[Stored data]
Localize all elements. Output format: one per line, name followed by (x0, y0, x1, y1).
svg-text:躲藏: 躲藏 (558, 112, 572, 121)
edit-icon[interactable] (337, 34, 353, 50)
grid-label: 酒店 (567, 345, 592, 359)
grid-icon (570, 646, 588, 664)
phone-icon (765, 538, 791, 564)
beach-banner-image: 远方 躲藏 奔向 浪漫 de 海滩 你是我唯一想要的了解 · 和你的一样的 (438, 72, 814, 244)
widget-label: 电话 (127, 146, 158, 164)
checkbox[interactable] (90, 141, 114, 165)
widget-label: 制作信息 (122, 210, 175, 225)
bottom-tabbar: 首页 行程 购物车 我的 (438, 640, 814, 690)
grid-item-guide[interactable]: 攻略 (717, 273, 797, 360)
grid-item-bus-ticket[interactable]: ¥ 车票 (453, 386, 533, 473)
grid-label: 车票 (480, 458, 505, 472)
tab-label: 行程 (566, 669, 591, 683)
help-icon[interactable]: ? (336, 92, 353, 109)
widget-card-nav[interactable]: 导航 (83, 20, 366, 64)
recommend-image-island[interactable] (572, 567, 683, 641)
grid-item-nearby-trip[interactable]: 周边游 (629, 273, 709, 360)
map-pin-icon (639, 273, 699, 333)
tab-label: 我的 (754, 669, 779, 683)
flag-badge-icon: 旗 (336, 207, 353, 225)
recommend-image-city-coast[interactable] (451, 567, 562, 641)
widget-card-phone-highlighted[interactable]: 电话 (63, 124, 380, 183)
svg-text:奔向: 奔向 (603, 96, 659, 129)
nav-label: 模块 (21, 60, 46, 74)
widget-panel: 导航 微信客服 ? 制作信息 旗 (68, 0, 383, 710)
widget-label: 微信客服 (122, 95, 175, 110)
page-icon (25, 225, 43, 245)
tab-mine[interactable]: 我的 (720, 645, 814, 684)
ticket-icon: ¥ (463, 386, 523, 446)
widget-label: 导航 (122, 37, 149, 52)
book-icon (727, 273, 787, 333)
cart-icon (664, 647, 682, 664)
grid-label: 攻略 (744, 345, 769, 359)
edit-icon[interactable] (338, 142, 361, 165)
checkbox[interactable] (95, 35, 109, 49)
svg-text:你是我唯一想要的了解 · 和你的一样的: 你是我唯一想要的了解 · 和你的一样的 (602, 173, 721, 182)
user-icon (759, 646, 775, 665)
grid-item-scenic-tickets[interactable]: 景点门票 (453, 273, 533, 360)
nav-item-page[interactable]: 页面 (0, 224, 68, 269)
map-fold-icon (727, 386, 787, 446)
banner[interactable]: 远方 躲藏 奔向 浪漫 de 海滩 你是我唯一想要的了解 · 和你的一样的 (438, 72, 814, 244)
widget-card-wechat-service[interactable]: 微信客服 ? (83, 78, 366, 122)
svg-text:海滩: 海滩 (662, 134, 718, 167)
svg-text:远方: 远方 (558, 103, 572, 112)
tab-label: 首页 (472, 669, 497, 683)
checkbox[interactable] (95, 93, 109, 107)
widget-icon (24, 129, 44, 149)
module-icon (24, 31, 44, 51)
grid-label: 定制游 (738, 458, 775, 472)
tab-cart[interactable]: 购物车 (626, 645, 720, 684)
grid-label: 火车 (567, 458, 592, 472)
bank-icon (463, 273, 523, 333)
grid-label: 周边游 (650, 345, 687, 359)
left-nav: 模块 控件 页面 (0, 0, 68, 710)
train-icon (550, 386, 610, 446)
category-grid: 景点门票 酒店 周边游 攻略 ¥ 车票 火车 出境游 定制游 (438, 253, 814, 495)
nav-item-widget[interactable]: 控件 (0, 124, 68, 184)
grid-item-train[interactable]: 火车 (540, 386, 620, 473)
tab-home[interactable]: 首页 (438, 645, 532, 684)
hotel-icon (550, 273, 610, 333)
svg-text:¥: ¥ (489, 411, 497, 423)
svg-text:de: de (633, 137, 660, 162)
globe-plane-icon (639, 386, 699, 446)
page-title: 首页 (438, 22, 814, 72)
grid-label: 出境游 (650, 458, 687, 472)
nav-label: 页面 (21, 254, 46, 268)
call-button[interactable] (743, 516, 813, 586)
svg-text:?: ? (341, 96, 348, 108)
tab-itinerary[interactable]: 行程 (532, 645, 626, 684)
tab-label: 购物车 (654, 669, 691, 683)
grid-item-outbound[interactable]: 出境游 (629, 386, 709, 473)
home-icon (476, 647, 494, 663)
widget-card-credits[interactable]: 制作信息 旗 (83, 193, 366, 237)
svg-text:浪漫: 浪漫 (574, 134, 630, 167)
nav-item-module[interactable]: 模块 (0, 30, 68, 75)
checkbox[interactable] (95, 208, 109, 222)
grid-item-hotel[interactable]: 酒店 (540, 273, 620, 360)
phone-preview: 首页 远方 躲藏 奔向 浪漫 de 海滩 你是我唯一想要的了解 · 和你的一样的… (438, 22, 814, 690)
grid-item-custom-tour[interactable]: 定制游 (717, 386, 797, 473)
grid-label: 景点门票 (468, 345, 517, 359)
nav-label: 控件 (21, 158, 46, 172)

**What is needed**
Can you copy every one of the lines above character for character, without changing anything?

**The solution**
Localize all elements. Output format: one per line, name followed by (x0, y0, x1, y1).
svg-text:躲藏: 躲藏 (558, 112, 572, 121)
edit-icon[interactable] (337, 34, 353, 50)
grid-label: 酒店 (567, 345, 592, 359)
grid-icon (570, 646, 588, 664)
phone-icon (765, 538, 791, 564)
beach-banner-image: 远方 躲藏 奔向 浪漫 de 海滩 你是我唯一想要的了解 · 和你的一样的 (438, 72, 814, 244)
widget-label: 电话 (127, 146, 158, 164)
checkbox[interactable] (90, 141, 114, 165)
widget-label: 制作信息 (122, 210, 175, 225)
bottom-tabbar: 首页 行程 购物车 我的 (438, 640, 814, 690)
grid-item-guide[interactable]: 攻略 (717, 273, 797, 360)
grid-item-bus-ticket[interactable]: ¥ 车票 (453, 386, 533, 473)
grid-label: 车票 (480, 458, 505, 472)
tab-label: 行程 (566, 669, 591, 683)
help-icon[interactable]: ? (336, 92, 353, 109)
widget-card-nav[interactable]: 导航 (83, 20, 366, 64)
recommend-image-island[interactable] (572, 567, 683, 641)
grid-item-nearby-trip[interactable]: 周边游 (629, 273, 709, 360)
map-pin-icon (639, 273, 699, 333)
tab-label: 我的 (754, 669, 779, 683)
flag-badge-icon: 旗 (336, 207, 353, 225)
recommend-image-city-coast[interactable] (451, 567, 562, 641)
widget-card-phone-highlighted[interactable]: 电话 (63, 124, 380, 183)
svg-text:奔向: 奔向 (603, 96, 659, 129)
nav-label: 模块 (21, 60, 46, 74)
widget-panel: 导航 微信客服 ? 制作信息 旗 (68, 0, 383, 710)
widget-label: 微信客服 (122, 95, 175, 110)
page-icon (25, 225, 43, 245)
tab-mine[interactable]: 我的 (720, 645, 814, 684)
ticket-icon: ¥ (463, 386, 523, 446)
widget-label: 导航 (122, 37, 149, 52)
book-icon (727, 273, 787, 333)
cart-icon (664, 647, 682, 664)
grid-label: 攻略 (744, 345, 769, 359)
edit-icon[interactable] (338, 142, 361, 165)
checkbox[interactable] (95, 35, 109, 49)
svg-text:你是我唯一想要的了解 · 和你的一样的: 你是我唯一想要的了解 · 和你的一样的 (602, 173, 721, 182)
user-icon (759, 646, 775, 665)
grid-item-scenic-tickets[interactable]: 景点门票 (453, 273, 533, 360)
nav-item-page[interactable]: 页面 (0, 224, 68, 269)
map-fold-icon (727, 386, 787, 446)
banner[interactable]: 远方 躲藏 奔向 浪漫 de 海滩 你是我唯一想要的了解 · 和你的一样的 (438, 72, 814, 244)
widget-card-wechat-service[interactable]: 微信客服 ? (83, 78, 366, 122)
svg-text:海滩: 海滩 (662, 134, 718, 167)
svg-text:远方: 远方 (558, 103, 572, 112)
tab-label: 首页 (472, 669, 497, 683)
checkbox[interactable] (95, 93, 109, 107)
widget-icon (24, 129, 44, 149)
module-icon (24, 31, 44, 51)
grid-label: 定制游 (738, 458, 775, 472)
tab-cart[interactable]: 购物车 (626, 645, 720, 684)
grid-label: 火车 (567, 458, 592, 472)
bank-icon (463, 273, 523, 333)
grid-label: 周边游 (650, 345, 687, 359)
left-nav: 模块 控件 页面 (0, 0, 68, 710)
train-icon (550, 386, 610, 446)
category-grid: 景点门票 酒店 周边游 攻略 ¥ 车票 火车 出境游 定制游 (438, 253, 814, 495)
nav-item-widget[interactable]: 控件 (0, 124, 68, 184)
grid-item-train[interactable]: 火车 (540, 386, 620, 473)
tab-home[interactable]: 首页 (438, 645, 532, 684)
hotel-icon (550, 273, 610, 333)
svg-text:¥: ¥ (489, 411, 497, 423)
svg-text:de: de (633, 137, 660, 162)
globe-plane-icon (639, 386, 699, 446)
page-title: 首页 (438, 22, 814, 72)
grid-label: 出境游 (650, 458, 687, 472)
nav-label: 页面 (21, 254, 46, 268)
call-button[interactable] (743, 516, 813, 586)
svg-text:?: ? (341, 96, 348, 108)
tab-itinerary[interactable]: 行程 (532, 645, 626, 684)
tab-label: 购物车 (654, 669, 691, 683)
grid-item-outbound[interactable]: 出境游 (629, 386, 709, 473)
home-icon (476, 647, 494, 663)
widget-card-credits[interactable]: 制作信息 旗 (83, 193, 366, 237)
svg-text:浪漫: 浪漫 (574, 134, 630, 167)
nav-item-module[interactable]: 模块 (0, 30, 68, 75)
checkbox[interactable] (95, 208, 109, 222)
grid-item-hotel[interactable]: 酒店 (540, 273, 620, 360)
phone-preview: 首页 远方 躲藏 奔向 浪漫 de 海滩 你是我唯一想要的了解 · 和你的一样的… (438, 22, 814, 690)
grid-item-custom-tour[interactable]: 定制游 (717, 386, 797, 473)
grid-label: 景点门票 (468, 345, 517, 359)
nav-label: 控件 (21, 158, 46, 172)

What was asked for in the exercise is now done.